◆ **Exercise a**: Reproduce word for word the portion of the passage on special relativity running from "1. Conventional physics" up to and including "is absolutely wrong.".

◆ **Extract provided**:
1. Conventional physics does not “break down” as one approaches the speed of light. this is because SR IS a part of “conventional physics”. Maybe this author meant “classical physics”. It is misleading and wrong to not include SR within conventional physics. Stating it as it is gives the impression that physics simply doesn’t work close to c. This is absolutely wrong.

2. Time doesn’t slow down when one approaches c. This is a very popular misconception. The principle of time dilation requires TWO OBSERVES IN DIFFERENT INERTIAL FRAMES. Let’s say B is moving with respect to A. If A looks at B’s clock, A will see that B’s clock is moving slower. However, B can also say the same thing, since we have no preferred frame. B will see A’s clock also moving slower. HOWEVER, neither A nor B will see THEIR OWN CLOCK as being slow. The time interval in their own frame doesn’t change! So even if B is moving close to c with respect to A, B will NOT see its time slowing down. It will see A’s time slowing down! So what is stated in the article is utterly wrong.

Again, I’m sure this is just nitpicking, but it is surprising how many people who don’t normally read actual physics texts would get a lot of their understanding of physics via articles like this. At the very least, someone using something in physics to illustrate their point should pay a bit more attention on the ACCURACY of what they are writing.

◆ **Rows**:
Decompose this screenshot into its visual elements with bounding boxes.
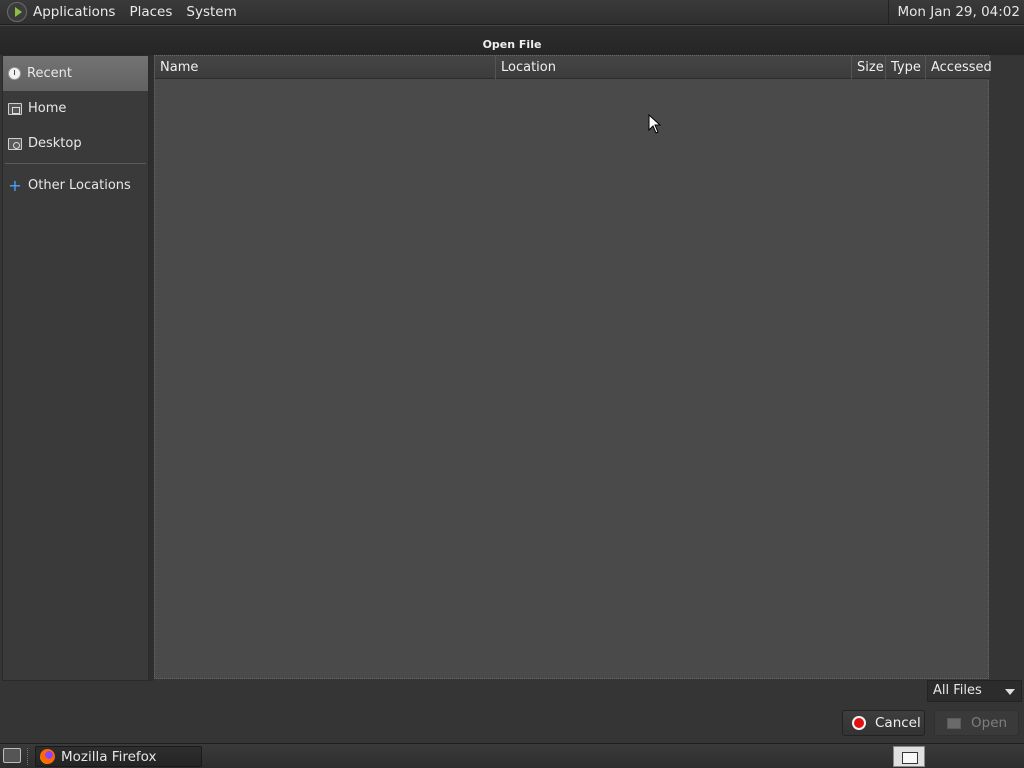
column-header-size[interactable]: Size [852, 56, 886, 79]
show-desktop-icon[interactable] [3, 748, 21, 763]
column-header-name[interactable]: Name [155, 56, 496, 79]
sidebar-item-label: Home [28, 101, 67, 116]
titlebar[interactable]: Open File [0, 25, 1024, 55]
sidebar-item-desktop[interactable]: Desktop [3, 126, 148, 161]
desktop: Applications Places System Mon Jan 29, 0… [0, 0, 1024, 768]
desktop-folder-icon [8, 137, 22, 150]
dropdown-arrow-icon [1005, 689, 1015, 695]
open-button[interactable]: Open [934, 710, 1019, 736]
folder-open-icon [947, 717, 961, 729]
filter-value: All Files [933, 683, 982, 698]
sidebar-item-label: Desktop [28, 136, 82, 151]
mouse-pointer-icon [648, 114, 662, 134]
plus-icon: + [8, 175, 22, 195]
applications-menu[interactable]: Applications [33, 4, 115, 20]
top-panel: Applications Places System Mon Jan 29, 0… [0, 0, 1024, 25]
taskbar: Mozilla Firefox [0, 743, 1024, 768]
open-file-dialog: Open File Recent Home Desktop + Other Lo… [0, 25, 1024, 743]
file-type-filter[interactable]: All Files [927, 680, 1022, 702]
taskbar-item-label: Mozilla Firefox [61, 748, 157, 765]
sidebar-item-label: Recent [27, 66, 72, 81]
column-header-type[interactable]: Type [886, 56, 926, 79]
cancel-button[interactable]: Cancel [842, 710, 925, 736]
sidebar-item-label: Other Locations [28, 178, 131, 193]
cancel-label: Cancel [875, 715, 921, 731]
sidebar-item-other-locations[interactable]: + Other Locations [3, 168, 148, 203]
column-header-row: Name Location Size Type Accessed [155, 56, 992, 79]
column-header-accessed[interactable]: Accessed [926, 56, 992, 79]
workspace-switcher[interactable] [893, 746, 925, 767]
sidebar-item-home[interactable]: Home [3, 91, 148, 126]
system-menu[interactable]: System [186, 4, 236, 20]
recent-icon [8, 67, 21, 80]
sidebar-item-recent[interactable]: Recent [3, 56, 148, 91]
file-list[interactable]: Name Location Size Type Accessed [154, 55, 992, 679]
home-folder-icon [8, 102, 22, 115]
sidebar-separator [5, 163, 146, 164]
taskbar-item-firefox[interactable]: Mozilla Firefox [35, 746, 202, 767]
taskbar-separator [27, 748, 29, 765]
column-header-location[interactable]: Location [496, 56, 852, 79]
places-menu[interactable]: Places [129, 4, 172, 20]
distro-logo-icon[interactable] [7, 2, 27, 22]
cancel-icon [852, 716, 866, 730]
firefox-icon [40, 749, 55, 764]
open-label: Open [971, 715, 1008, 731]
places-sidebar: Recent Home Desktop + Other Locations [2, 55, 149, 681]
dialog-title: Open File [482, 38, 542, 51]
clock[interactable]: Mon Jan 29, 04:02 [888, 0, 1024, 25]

◆ **Exercise b**: Write out the lines of the rows from the line with "column-header-size[interactable]: Size [852, 56, 886, 79]" up to and including the line with "sidebar-item-label: Other Locations", keeping each line unchanged.

◆ **Expected answer a**:
1. Conventional physics does not “break down” as one approaches the speed of light. this is because SR IS a part of “conventional physics”. Maybe this author meant “classical physics”. It is misleading and wrong to not include SR within conventional physics. Stating it as it is gives the impression that physics simply doesn’t work close to c. This is absolutely wrong.

◆ **Expected answer b**:
column-header-size[interactable]: Size [852, 56, 886, 79]
show-desktop-icon[interactable] [3, 748, 21, 763]
column-header-name[interactable]: Name [155, 56, 496, 79]
sidebar-item-label: Home [28, 101, 67, 116]
titlebar[interactable]: Open File [0, 25, 1024, 55]
sidebar-item-desktop[interactable]: Desktop [3, 126, 148, 161]
desktop: Applications Places System Mon Jan 29, 0… [0, 0, 1024, 768]
desktop-folder-icon [8, 137, 22, 150]
dropdown-arrow-icon [1005, 689, 1015, 695]
open-button[interactable]: Open [934, 710, 1019, 736]
folder-open-icon [947, 717, 961, 729]
filter-value: All Files [933, 683, 982, 698]
sidebar-item-label: Desktop [28, 136, 82, 151]
mouse-pointer-icon [648, 114, 662, 134]
plus-icon: + [8, 175, 22, 195]
applications-menu[interactable]: Applications [33, 4, 115, 20]
top-panel: Applications Places System Mon Jan 29, 0… [0, 0, 1024, 25]
taskbar: Mozilla Firefox [0, 743, 1024, 768]
open-file-dialog: Open File Recent Home Desktop + Other Lo… [0, 25, 1024, 743]
file-type-filter[interactable]: All Files [927, 680, 1022, 702]
taskbar-item-label: Mozilla Firefox [61, 748, 157, 765]
sidebar-item-label: Recent [27, 66, 72, 81]
column-header-type[interactable]: Type [886, 56, 926, 79]
cancel-button[interactable]: Cancel [842, 710, 925, 736]
sidebar-item-label: Other Locations [28, 178, 131, 193]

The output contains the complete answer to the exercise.